[Items from a figure collection]
-- START --

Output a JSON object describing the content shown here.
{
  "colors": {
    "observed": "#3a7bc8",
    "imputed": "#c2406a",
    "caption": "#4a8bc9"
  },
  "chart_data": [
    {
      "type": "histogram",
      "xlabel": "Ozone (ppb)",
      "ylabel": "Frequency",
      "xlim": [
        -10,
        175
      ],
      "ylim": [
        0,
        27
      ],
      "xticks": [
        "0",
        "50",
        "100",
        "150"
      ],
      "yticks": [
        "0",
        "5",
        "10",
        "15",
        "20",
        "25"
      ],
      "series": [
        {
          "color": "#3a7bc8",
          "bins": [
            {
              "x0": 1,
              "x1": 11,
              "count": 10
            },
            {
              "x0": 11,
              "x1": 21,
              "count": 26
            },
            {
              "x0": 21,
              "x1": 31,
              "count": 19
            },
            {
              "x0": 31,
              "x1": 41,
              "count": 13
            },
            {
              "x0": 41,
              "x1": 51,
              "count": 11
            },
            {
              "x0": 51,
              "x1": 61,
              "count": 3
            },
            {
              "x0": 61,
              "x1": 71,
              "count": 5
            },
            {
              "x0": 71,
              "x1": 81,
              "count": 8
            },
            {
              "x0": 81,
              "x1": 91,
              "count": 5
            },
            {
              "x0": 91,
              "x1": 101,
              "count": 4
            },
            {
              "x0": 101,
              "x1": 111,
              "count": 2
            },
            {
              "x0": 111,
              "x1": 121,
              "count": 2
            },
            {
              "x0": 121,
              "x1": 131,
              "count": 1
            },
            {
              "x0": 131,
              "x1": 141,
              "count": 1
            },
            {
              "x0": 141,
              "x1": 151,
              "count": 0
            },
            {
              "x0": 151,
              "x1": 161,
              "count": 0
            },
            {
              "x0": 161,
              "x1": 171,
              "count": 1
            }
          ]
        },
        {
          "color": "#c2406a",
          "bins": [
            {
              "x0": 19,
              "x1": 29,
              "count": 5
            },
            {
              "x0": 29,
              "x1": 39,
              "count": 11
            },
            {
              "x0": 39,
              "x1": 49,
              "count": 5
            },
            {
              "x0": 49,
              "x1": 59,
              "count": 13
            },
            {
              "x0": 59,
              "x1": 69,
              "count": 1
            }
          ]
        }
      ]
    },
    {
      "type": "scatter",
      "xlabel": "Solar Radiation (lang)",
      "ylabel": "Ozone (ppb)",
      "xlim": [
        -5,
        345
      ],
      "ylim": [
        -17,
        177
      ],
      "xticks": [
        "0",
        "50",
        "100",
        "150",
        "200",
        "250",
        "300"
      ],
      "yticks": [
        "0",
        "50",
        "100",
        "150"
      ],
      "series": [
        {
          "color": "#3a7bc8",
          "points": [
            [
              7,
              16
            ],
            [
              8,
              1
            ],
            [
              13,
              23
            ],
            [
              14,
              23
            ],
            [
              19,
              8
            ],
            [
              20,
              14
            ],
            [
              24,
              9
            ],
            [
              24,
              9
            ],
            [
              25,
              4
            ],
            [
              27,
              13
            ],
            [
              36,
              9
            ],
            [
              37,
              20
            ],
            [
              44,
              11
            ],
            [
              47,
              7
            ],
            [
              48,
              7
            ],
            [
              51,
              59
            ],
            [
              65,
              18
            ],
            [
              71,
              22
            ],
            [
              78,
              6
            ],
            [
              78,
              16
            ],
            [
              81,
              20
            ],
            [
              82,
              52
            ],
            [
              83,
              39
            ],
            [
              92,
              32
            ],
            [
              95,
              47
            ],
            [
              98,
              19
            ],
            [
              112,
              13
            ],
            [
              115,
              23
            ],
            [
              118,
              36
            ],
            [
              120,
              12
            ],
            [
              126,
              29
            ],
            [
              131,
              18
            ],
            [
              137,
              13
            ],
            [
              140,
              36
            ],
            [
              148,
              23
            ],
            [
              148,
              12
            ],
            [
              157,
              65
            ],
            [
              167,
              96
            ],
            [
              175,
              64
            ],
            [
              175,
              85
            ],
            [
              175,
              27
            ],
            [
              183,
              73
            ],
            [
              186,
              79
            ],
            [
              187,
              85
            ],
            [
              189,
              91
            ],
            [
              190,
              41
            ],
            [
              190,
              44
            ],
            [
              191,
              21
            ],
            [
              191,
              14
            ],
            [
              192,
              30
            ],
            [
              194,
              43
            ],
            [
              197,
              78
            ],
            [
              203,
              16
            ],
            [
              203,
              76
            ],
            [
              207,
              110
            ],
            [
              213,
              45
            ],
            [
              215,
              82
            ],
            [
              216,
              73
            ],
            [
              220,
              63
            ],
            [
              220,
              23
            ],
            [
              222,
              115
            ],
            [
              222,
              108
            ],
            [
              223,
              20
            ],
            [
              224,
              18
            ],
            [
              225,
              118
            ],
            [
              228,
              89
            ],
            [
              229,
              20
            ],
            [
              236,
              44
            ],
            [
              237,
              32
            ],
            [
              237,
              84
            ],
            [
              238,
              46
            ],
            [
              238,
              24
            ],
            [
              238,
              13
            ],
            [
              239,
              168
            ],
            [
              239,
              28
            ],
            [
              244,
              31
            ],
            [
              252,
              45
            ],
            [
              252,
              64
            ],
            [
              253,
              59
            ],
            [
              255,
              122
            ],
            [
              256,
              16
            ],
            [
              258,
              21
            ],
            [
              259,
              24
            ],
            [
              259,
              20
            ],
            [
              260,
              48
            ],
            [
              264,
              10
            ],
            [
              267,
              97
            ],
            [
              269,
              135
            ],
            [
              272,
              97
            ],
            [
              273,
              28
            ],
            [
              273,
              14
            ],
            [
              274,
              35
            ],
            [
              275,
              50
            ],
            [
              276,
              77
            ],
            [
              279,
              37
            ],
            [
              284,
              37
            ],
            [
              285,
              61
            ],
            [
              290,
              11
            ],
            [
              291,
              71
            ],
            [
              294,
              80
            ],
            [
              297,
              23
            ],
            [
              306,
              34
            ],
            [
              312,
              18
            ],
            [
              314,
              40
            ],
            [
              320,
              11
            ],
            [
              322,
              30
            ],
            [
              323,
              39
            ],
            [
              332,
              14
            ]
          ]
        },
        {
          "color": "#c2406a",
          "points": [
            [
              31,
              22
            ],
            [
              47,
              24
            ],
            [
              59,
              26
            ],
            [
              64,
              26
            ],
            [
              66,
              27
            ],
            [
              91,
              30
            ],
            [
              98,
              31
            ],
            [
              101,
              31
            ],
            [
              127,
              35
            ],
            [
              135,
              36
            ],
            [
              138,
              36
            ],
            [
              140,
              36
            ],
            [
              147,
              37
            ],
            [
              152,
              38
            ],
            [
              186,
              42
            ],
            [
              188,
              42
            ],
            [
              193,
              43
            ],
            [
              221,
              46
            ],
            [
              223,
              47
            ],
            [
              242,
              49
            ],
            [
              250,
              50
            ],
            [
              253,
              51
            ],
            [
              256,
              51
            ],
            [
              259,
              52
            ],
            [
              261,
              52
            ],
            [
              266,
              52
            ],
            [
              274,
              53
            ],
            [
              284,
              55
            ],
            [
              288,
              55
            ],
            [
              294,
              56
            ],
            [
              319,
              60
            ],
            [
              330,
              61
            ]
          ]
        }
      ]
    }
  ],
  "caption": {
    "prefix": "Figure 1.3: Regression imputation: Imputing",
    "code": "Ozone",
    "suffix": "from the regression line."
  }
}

-- END --

• What you have to do: Each record should come back exactly as written.

• Answer to the exercise:
Output a JSON object describing the content shown here.
{
  "colors": {
    "observed": "#3a7bc8",
    "imputed": "#c2406a",
    "caption": "#4a8bc9"
  },
  "chart_data": [
    {
      "type": "histogram",
      "xlabel": "Ozone (ppb)",
      "ylabel": "Frequency",
      "xlim": [
        -10,
        175
      ],
      "ylim": [
        0,
        27
      ],
      "xticks": [
        "0",
        "50",
        "100",
        "150"
      ],
      "yticks": [
        "0",
        "5",
        "10",
        "15",
        "20",
        "25"
      ],
      "series": [
        {
          "color": "#3a7bc8",
          "bins": [
            {
              "x0": 1,
              "x1": 11,
              "count": 10
            },
            {
              "x0": 11,
              "x1": 21,
              "count": 26
            },
            {
              "x0": 21,
              "x1": 31,
              "count": 19
            },
            {
              "x0": 31,
              "x1": 41,
              "count": 13
            },
            {
              "x0": 41,
              "x1": 51,
              "count": 11
            },
            {
              "x0": 51,
              "x1": 61,
              "count": 3
            },
            {
              "x0": 61,
              "x1": 71,
              "count": 5
            },
            {
              "x0": 71,
              "x1": 81,
              "count": 8
            },
            {
              "x0": 81,
              "x1": 91,
              "count": 5
            },
            {
              "x0": 91,
              "x1": 101,
              "count": 4
            },
            {
              "x0": 101,
              "x1": 111,
              "count": 2
            },
            {
              "x0": 111,
              "x1": 121,
              "count": 2
            },
            {
              "x0": 121,
              "x1": 131,
              "count": 1
            },
            {
              "x0": 131,
              "x1": 141,
              "count": 1
            },
            {
              "x0": 141,
              "x1": 151,
              "count": 0
            },
            {
              "x0": 151,
              "x1": 161,
              "count": 0
            },
            {
              "x0": 161,
              "x1": 171,
              "count": 1
            }
          ]
        },
        {
          "color": "#c2406a",
          "bins": [
            {
              "x0": 19,
              "x1": 29,
              "count": 5
            },
            {
              "x0": 29,
              "x1": 39,
              "count": 11
            },
            {
              "x0": 39,
              "x1": 49,
              "count": 5
            },
            {
              "x0": 49,
              "x1": 59,
              "count": 13
            },
            {
              "x0": 59,
              "x1": 69,
              "count": 1
            }
          ]
        }
      ]
    },
    {
      "type": "scatter",
      "xlabel": "Solar Radiation (lang)",
      "ylabel": "Ozone (ppb)",
      "xlim": [
        -5,
        345
      ],
      "ylim": [
        -17,
        177
      ],
      "xticks": [
        "0",
        "50",
        "100",
        "150",
        "200",
        "250",
        "300"
      ],
      "yticks": [
        "0",
        "50",
        "100",
        "150"
      ],
      "series": [
        {
          "color": "#3a7bc8",
          "points": [
            [
              7,
              16
            ],
            [
              8,
              1
            ],
            [
              13,
              23
            ],
            [
              14,
              23
            ],
            [
              19,
              8
            ],
            [
              20,
              14
            ],
            [
              24,
              9
            ],
            [
              24,
              9
            ],
            [
              25,
              4
            ],
            [
              27,
              13
            ],
            [
              36,
              9
            ],
            [
              37,
              20
            ],
            [
              44,
              11
            ],
            [
              47,
              7
            ],
            [
              48,
              7
            ],
            [
              51,
              59
            ],
            [
              65,
              18
            ],
            [
              71,
              22
            ],
            [
              78,
              6
            ],
            [
              78,
              16
            ],
            [
              81,
              20
            ],
            [
              82,
              52
            ],
            [
              83,
              39
            ],
            [
              92,
              32
            ],
            [
              95,
              47
            ],
            [
              98,
              19
            ],
            [
              112,
              13
            ],
            [
              115,
              23
            ],
            [
              118,
              36
            ],
            [
              120,
              12
            ],
            [
              126,
              29
            ],
            [
              131,
              18
            ],
            [
              137,
              13
            ],
            [
              140,
              36
            ],
            [
              148,
              23
            ],
            [
              148,
              12
            ],
            [
              157,
              65
            ],
            [
              167,
              96
            ],
            [
              175,
              64
            ],
            [
              175,
              85
            ],
            [
              175,
              27
            ],
            [
              183,
              73
            ],
            [
              186,
              79
            ],
            [
              187,
              85
            ],
            [
              189,
              91
            ],
            [
              190,
              41
            ],
            [
              190,
              44
            ],
            [
              191,
              21
            ],
            [
              191,
              14
            ],
            [
              192,
              30
            ],
            [
              194,
              43
            ],
            [
              197,
              78
            ],
            [
              203,
              16
            ],
            [
              203,
              76
            ],
            [
              207,
              110
            ],
            [
              213,
              45
            ],
            [
              215,
              82
            ],
            [
              216,
              73
            ],
            [
              220,
              63
            ],
            [
              220,
              23
            ],
            [
              222,
              115
            ],
            [
              222,
              108
            ],
            [
              223,
              20
            ],
            [
              224,
              18
            ],
            [
              225,
              118
            ],
            [
              228,
              89
            ],
            [
              229,
              20
            ],
            [
              236,
              44
            ],
            [
              237,
              32
            ],
            [
              237,
              84
            ],
            [
              238,
              46
            ],
            [
              238,
              24
            ],
            [
              238,
              13
            ],
            [
              239,
              168
            ],
            [
              239,
              28
            ],
            [
              244,
              31
            ],
            [
              252,
              45
            ],
            [
              252,
              64
            ],
            [
              253,
              59
            ],
            [
              255,
              122
            ],
            [
              256,
              16
            ],
            [
              258,
              21
            ],
            [
              259,
              24
            ],
            [
              259,
              20
            ],
            [
              260,
              48
            ],
            [
              264,
              10
            ],
            [
              267,
              97
            ],
            [
              269,
              135
            ],
            [
              272,
              97
            ],
            [
              273,
              28
            ],
            [
              273,
              14
            ],
            [
              274,
              35
            ],
            [
              275,
              50
            ],
            [
              276,
              77
            ],
            [
              279,
              37
            ],
            [
              284,
              37
            ],
            [
              285,
              61
            ],
            [
              290,
              11
            ],
            [
              291,
              71
            ],
            [
              294,
              80
            ],
            [
              297,
              23
            ],
            [
              306,
              34
            ],
            [
              312,
              18
            ],
            [
              314,
              40
            ],
            [
              320,
              11
            ],
            [
              322,
              30
            ],
            [
              323,
              39
            ],
            [
              332,
              14
            ]
          ]
        },
        {
          "color": "#c2406a",
          "points": [
            [
              31,
              22
            ],
            [
              47,
              24
            ],
            [
              59,
              26
            ],
            [
              64,
              26
            ],
            [
              66,
              27
            ],
            [
              91,
              30
            ],
            [
              98,
              31
            ],
            [
              101,
              31
            ],
            [
              127,
              35
            ],
            [
              135,
              36
            ],
            [
              138,
              36
            ],
            [
              140,
              36
            ],
            [
              147,
              37
            ],
            [
              152,
              38
            ],
            [
              186,
              42
            ],
            [
              188,
              42
            ],
            [
              193,
              43
            ],
            [
              221,
              46
            ],
            [
              223,
              47
            ],
            [
              242,
              49
            ],
            [
              250,
              50
            ],
            [
              253,
              51
            ],
            [
              256,
              51
            ],
            [
              259,
              52
            ],
            [
              261,
              52
            ],
            [
              266,
              52
            ],
            [
              274,
              53
            ],
            [
              284,
              55
            ],
            [
              288,
              55
            ],
            [
              294,
              56
            ],
            [
              319,
              60
            ],
            [
              330,
              61
            ]
          ]
        }
      ]
    }
  ],
  "caption": {
    "prefix": "Figure 1.3: Regression imputation: Imputing",
    "code": "Ozone",
    "suffix": "from the regression line."
  }
}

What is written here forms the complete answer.